* [Set task] Go through the data below and copy it exactly, skipping every picture.

** START Input material **

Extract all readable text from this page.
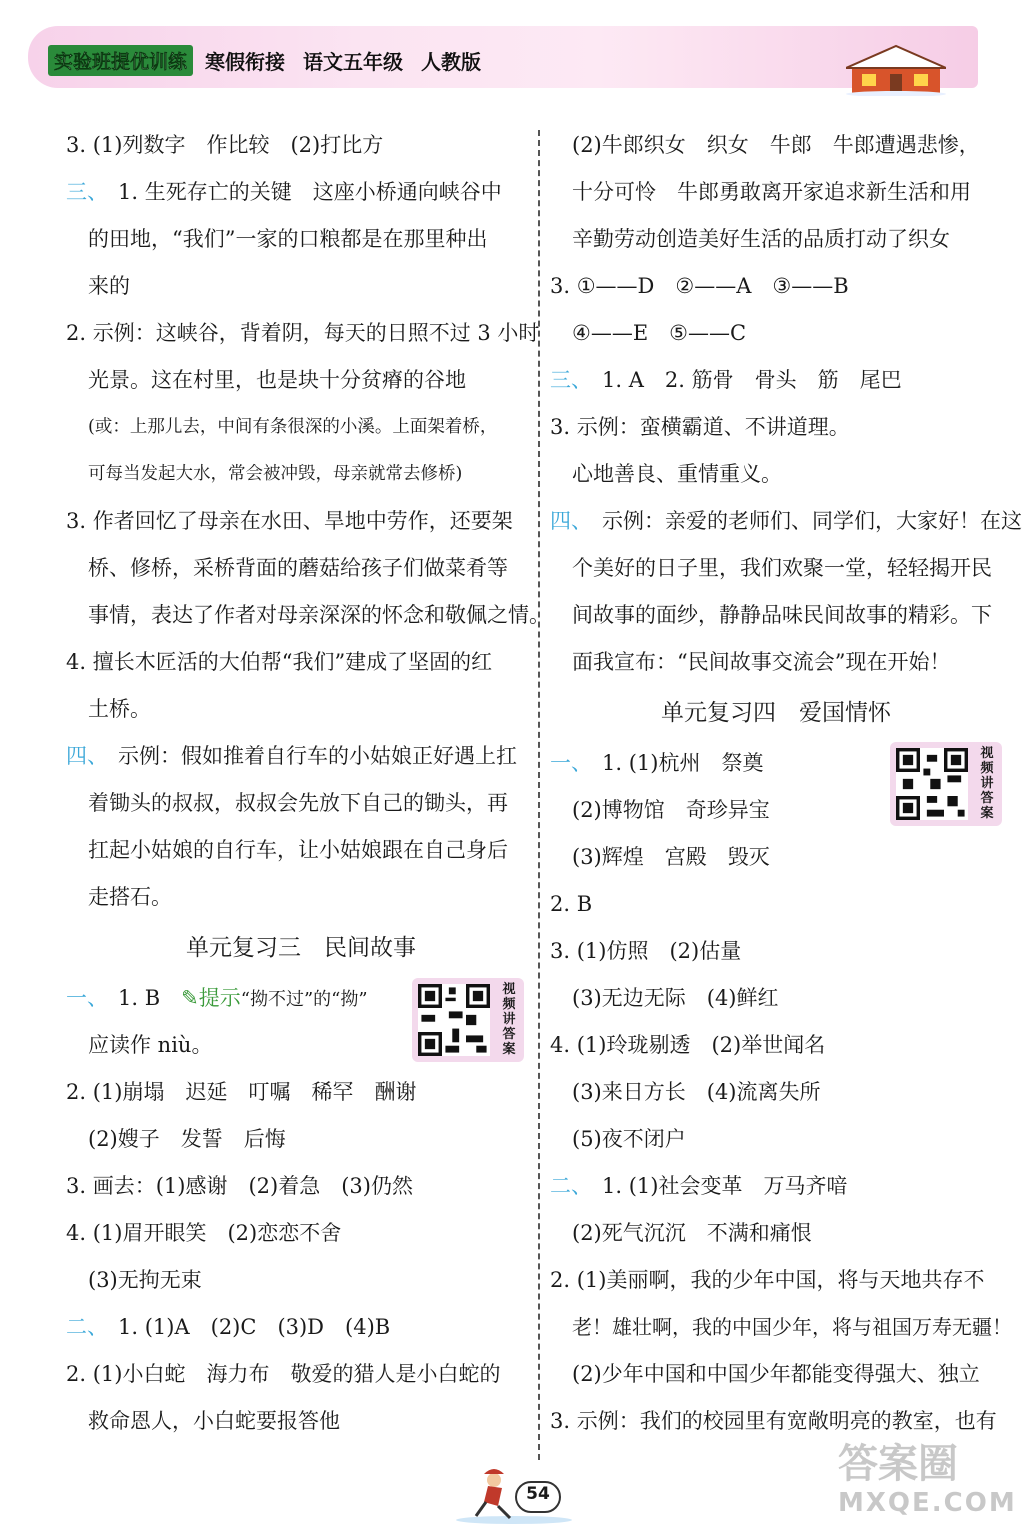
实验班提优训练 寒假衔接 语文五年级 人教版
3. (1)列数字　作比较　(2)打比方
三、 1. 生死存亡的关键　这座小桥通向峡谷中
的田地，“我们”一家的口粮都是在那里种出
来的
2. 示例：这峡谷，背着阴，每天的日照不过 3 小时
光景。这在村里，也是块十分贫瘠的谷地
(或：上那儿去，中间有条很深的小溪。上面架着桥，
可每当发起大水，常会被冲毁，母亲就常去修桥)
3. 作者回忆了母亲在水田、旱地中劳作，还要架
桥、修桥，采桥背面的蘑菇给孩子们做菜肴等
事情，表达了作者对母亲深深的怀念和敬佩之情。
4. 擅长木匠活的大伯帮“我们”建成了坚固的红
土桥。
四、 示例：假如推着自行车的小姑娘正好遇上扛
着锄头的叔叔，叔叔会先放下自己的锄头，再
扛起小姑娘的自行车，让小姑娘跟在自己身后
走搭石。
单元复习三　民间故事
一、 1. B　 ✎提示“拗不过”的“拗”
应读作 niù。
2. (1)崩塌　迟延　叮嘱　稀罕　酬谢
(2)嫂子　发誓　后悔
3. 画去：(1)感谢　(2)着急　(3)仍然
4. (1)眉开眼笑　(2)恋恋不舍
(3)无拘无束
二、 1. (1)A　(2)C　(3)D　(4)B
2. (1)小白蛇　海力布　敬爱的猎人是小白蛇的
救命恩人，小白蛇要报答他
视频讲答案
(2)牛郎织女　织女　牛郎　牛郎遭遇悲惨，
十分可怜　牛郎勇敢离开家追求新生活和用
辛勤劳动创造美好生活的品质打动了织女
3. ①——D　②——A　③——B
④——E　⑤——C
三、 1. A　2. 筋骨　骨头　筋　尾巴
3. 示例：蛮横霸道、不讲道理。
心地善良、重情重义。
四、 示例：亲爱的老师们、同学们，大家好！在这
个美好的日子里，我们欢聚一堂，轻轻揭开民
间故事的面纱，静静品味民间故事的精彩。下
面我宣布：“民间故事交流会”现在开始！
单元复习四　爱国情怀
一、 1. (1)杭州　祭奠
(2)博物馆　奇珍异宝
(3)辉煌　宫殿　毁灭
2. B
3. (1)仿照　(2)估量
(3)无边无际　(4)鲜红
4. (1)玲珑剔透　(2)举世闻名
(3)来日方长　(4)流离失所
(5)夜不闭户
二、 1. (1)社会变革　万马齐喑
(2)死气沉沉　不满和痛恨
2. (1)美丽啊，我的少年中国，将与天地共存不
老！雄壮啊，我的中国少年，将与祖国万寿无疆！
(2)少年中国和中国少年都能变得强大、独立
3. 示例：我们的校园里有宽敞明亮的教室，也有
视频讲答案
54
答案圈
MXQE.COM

** END Input material **

* [Worked solution]
Extract all readable text from this page.
实验班提优训练 寒假衔接 语文五年级 人教版
3. (1)列数字　作比较　(2)打比方
三、 1. 生死存亡的关键　这座小桥通向峡谷中
的田地，“我们”一家的口粮都是在那里种出
来的
2. 示例：这峡谷，背着阴，每天的日照不过 3 小时
光景。这在村里，也是块十分贫瘠的谷地
(或：上那儿去，中间有条很深的小溪。上面架着桥，
可每当发起大水，常会被冲毁，母亲就常去修桥)
3. 作者回忆了母亲在水田、旱地中劳作，还要架
桥、修桥，采桥背面的蘑菇给孩子们做菜肴等
事情，表达了作者对母亲深深的怀念和敬佩之情。
4. 擅长木匠活的大伯帮“我们”建成了坚固的红
土桥。
四、 示例：假如推着自行车的小姑娘正好遇上扛
着锄头的叔叔，叔叔会先放下自己的锄头，再
扛起小姑娘的自行车，让小姑娘跟在自己身后
走搭石。
单元复习三　民间故事
一、 1. B　 ✎提示“拗不过”的“拗”
应读作 niù。
2. (1)崩塌　迟延　叮嘱　稀罕　酬谢
(2)嫂子　发誓　后悔
3. 画去：(1)感谢　(2)着急　(3)仍然
4. (1)眉开眼笑　(2)恋恋不舍
(3)无拘无束
二、 1. (1)A　(2)C　(3)D　(4)B
2. (1)小白蛇　海力布　敬爱的猎人是小白蛇的
救命恩人，小白蛇要报答他
视频讲答案
(2)牛郎织女　织女　牛郎　牛郎遭遇悲惨，
十分可怜　牛郎勇敢离开家追求新生活和用
辛勤劳动创造美好生活的品质打动了织女
3. ①——D　②——A　③——B
④——E　⑤——C
三、 1. A　2. 筋骨　骨头　筋　尾巴
3. 示例：蛮横霸道、不讲道理。
心地善良、重情重义。
四、 示例：亲爱的老师们、同学们，大家好！在这
个美好的日子里，我们欢聚一堂，轻轻揭开民
间故事的面纱，静静品味民间故事的精彩。下
面我宣布：“民间故事交流会”现在开始！
单元复习四　爱国情怀
一、 1. (1)杭州　祭奠
(2)博物馆　奇珍异宝
(3)辉煌　宫殿　毁灭
2. B
3. (1)仿照　(2)估量
(3)无边无际　(4)鲜红
4. (1)玲珑剔透　(2)举世闻名
(3)来日方长　(4)流离失所
(5)夜不闭户
二、 1. (1)社会变革　万马齐喑
(2)死气沉沉　不满和痛恨
2. (1)美丽啊，我的少年中国，将与天地共存不
老！雄壮啊，我的中国少年，将与祖国万寿无疆！
(2)少年中国和中国少年都能变得强大、独立
3. 示例：我们的校园里有宽敞明亮的教室，也有
视频讲答案
54
答案圈
MXQE.COM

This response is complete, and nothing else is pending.